Provide an exact copy of the data, excluding the images.

• **EXCERPTED RECORDS**:
###

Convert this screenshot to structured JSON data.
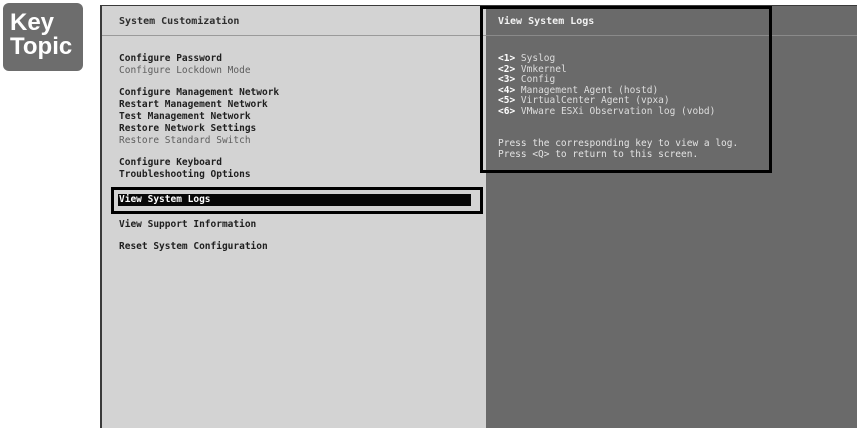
{
  "badge": {
    "line1": "Key",
    "line2": "Topic"
  },
  "left": {
    "title": "System Customization",
    "groups": [
      [
        {
          "label": "Configure Password",
          "dim": false
        },
        {
          "label": "Configure Lockdown Mode",
          "dim": true
        }
      ],
      [
        {
          "label": "Configure Management Network",
          "dim": false
        },
        {
          "label": "Restart Management Network",
          "dim": false
        },
        {
          "label": "Test Management Network",
          "dim": false
        },
        {
          "label": "Restore Network Settings",
          "dim": false
        },
        {
          "label": "Restore Standard Switch",
          "dim": true
        }
      ],
      [
        {
          "label": "Configure Keyboard",
          "dim": false
        },
        {
          "label": "Troubleshooting Options",
          "dim": false
        }
      ],
      [
        {
          "label": "View System Logs",
          "dim": false,
          "selected": true
        }
      ],
      [
        {
          "label": "View Support Information",
          "dim": false
        }
      ],
      [
        {
          "label": "Reset System Configuration",
          "dim": false
        }
      ]
    ]
  },
  "right": {
    "title": "View System Logs",
    "logs": [
      {
        "key": "<1>",
        "label": "Syslog"
      },
      {
        "key": "<2>",
        "label": "Vmkernel"
      },
      {
        "key": "<3>",
        "label": "Config"
      },
      {
        "key": "<4>",
        "label": "Management Agent (hostd)"
      },
      {
        "key": "<5>",
        "label": "VirtualCenter Agent (vpxa)"
      },
      {
        "key": "<6>",
        "label": "VMware ESXi Observation log (vobd)"
      }
    ],
    "hint1": "Press the corresponding key to view a log.",
    "hint2": "Press <Q> to return to this screen."
  }
}
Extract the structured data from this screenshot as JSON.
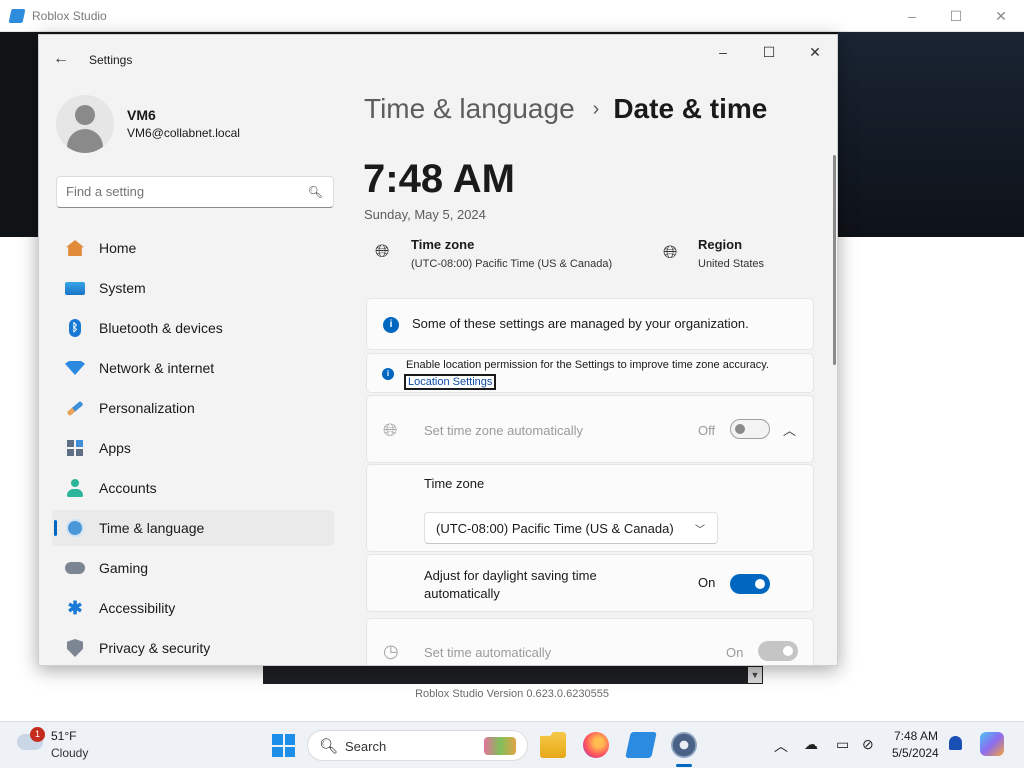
{
  "background_app": {
    "title": "Roblox Studio",
    "version_text": "Roblox Studio Version 0.623.0.6230555"
  },
  "settings": {
    "window_title": "Settings",
    "user": {
      "name": "VM6",
      "email": "VM6@collabnet.local"
    },
    "search": {
      "placeholder": "Find a setting"
    },
    "nav": [
      {
        "label": "Home",
        "icon": "home-icon"
      },
      {
        "label": "System",
        "icon": "system-icon"
      },
      {
        "label": "Bluetooth & devices",
        "icon": "bluetooth-icon"
      },
      {
        "label": "Network & internet",
        "icon": "wifi-icon"
      },
      {
        "label": "Personalization",
        "icon": "brush-icon"
      },
      {
        "label": "Apps",
        "icon": "apps-icon"
      },
      {
        "label": "Accounts",
        "icon": "account-icon"
      },
      {
        "label": "Time & language",
        "icon": "globe-clock-icon",
        "active": true
      },
      {
        "label": "Gaming",
        "icon": "gamepad-icon"
      },
      {
        "label": "Accessibility",
        "icon": "accessibility-icon"
      },
      {
        "label": "Privacy & security",
        "icon": "shield-icon"
      }
    ],
    "breadcrumb": {
      "parent": "Time & language",
      "separator": "›",
      "current": "Date & time"
    },
    "current_time": "7:48 AM",
    "current_date": "Sunday, May 5, 2024",
    "time_zone": {
      "title": "Time zone",
      "value": "(UTC-08:00) Pacific Time (US & Canada)"
    },
    "region": {
      "title": "Region",
      "value": "United States"
    },
    "managed_notice": "Some of these settings are managed by your organization.",
    "location_notice": {
      "text": "Enable location permission for the Settings to improve time zone accuracy.",
      "link": "Location Settings"
    },
    "set_time_zone_auto": {
      "label": "Set time zone automatically",
      "state": "Off"
    },
    "time_zone_section": {
      "label": "Time zone",
      "selected": "(UTC-08:00) Pacific Time (US & Canada)"
    },
    "daylight_saving": {
      "label": "Adjust for daylight saving time automatically",
      "state": "On"
    },
    "set_time_auto": {
      "label": "Set time automatically",
      "state": "On"
    }
  },
  "taskbar": {
    "weather": {
      "temp": "51°F",
      "desc": "Cloudy",
      "badge": "1"
    },
    "search_label": "Search",
    "clock": {
      "time": "7:48 AM",
      "date": "5/5/2024"
    }
  },
  "colors": {
    "accent": "#0067c0",
    "badge": "#c42b1c"
  }
}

###

• **EXERCISE RESULT**:
Convert this screenshot to structured JSON data.
{
  "badge": {
    "line1": "Key",
    "line2": "Topic"
  },
  "left": {
    "title": "System Customization",
    "groups": [
      [
        {
          "label": "Configure Password",
          "dim": false
        },
        {
          "label": "Configure Lockdown Mode",
          "dim": true
        }
      ],
      [
        {
          "label": "Configure Management Network",
          "dim": false
        },
        {
          "label": "Restart Management Network",
          "dim": false
        },
        {
          "label": "Test Management Network",
          "dim": false
        },
        {
          "label": "Restore Network Settings",
          "dim": false
        },
        {
          "label": "Restore Standard Switch",
          "dim": true
        }
      ],
      [
        {
          "label": "Configure Keyboard",
          "dim": false
        },
        {
          "label": "Troubleshooting Options",
          "dim": false
        }
      ],
      [
        {
          "label": "View System Logs",
          "dim": false,
          "selected": true
        }
      ],
      [
        {
          "label": "View Support Information",
          "dim": false
        }
      ],
      [
        {
          "label": "Reset System Configuration",
          "dim": false
        }
      ]
    ]
  },
  "right": {
    "title": "View System Logs",
    "logs": [
      {
        "key": "<1>",
        "label": "Syslog"
      },
      {
        "key": "<2>",
        "label": "Vmkernel"
      },
      {
        "key": "<3>",
        "label": "Config"
      },
      {
        "key": "<4>",
        "label": "Management Agent (hostd)"
      },
      {
        "key": "<5>",
        "label": "VirtualCenter Agent (vpxa)"
      },
      {
        "key": "<6>",
        "label": "VMware ESXi Observation log (vobd)"
      }
    ],
    "hint1": "Press the corresponding key to view a log.",
    "hint2": "Press <Q> to return to this screen."
  }
}
Extract the structured data from this screenshot as JSON.
{
  "background_app": {
    "title": "Roblox Studio",
    "version_text": "Roblox Studio Version 0.623.0.6230555"
  },
  "settings": {
    "window_title": "Settings",
    "user": {
      "name": "VM6",
      "email": "VM6@collabnet.local"
    },
    "search": {
      "placeholder": "Find a setting"
    },
    "nav": [
      {
        "label": "Home",
        "icon": "home-icon"
      },
      {
        "label": "System",
        "icon": "system-icon"
      },
      {
        "label": "Bluetooth & devices",
        "icon": "bluetooth-icon"
      },
      {
        "label": "Network & internet",
        "icon": "wifi-icon"
      },
      {
        "label": "Personalization",
        "icon": "brush-icon"
      },
      {
        "label": "Apps",
        "icon": "apps-icon"
      },
      {
        "label": "Accounts",
        "icon": "account-icon"
      },
      {
        "label": "Time & language",
        "icon": "globe-clock-icon",
        "active": true
      },
      {
        "label": "Gaming",
        "icon": "gamepad-icon"
      },
      {
        "label": "Accessibility",
        "icon": "accessibility-icon"
      },
      {
        "label": "Privacy & security",
        "icon": "shield-icon"
      }
    ],
    "breadcrumb": {
      "parent": "Time & language",
      "separator": "›",
      "current": "Date & time"
    },
    "current_time": "7:48 AM",
    "current_date": "Sunday, May 5, 2024",
    "time_zone": {
      "title": "Time zone",
      "value": "(UTC-08:00) Pacific Time (US & Canada)"
    },
    "region": {
      "title": "Region",
      "value": "United States"
    },
    "managed_notice": "Some of these settings are managed by your organization.",
    "location_notice": {
      "text": "Enable location permission for the Settings to improve time zone accuracy.",
      "link": "Location Settings"
    },
    "set_time_zone_auto": {
      "label": "Set time zone automatically",
      "state": "Off"
    },
    "time_zone_section": {
      "label": "Time zone",
      "selected": "(UTC-08:00) Pacific Time (US & Canada)"
    },
    "daylight_saving": {
      "label": "Adjust for daylight saving time automatically",
      "state": "On"
    },
    "set_time_auto": {
      "label": "Set time automatically",
      "state": "On"
    }
  },
  "taskbar": {
    "weather": {
      "temp": "51°F",
      "desc": "Cloudy",
      "badge": "1"
    },
    "search_label": "Search",
    "clock": {
      "time": "7:48 AM",
      "date": "5/5/2024"
    }
  },
  "colors": {
    "accent": "#0067c0",
    "badge": "#c42b1c"
  }
}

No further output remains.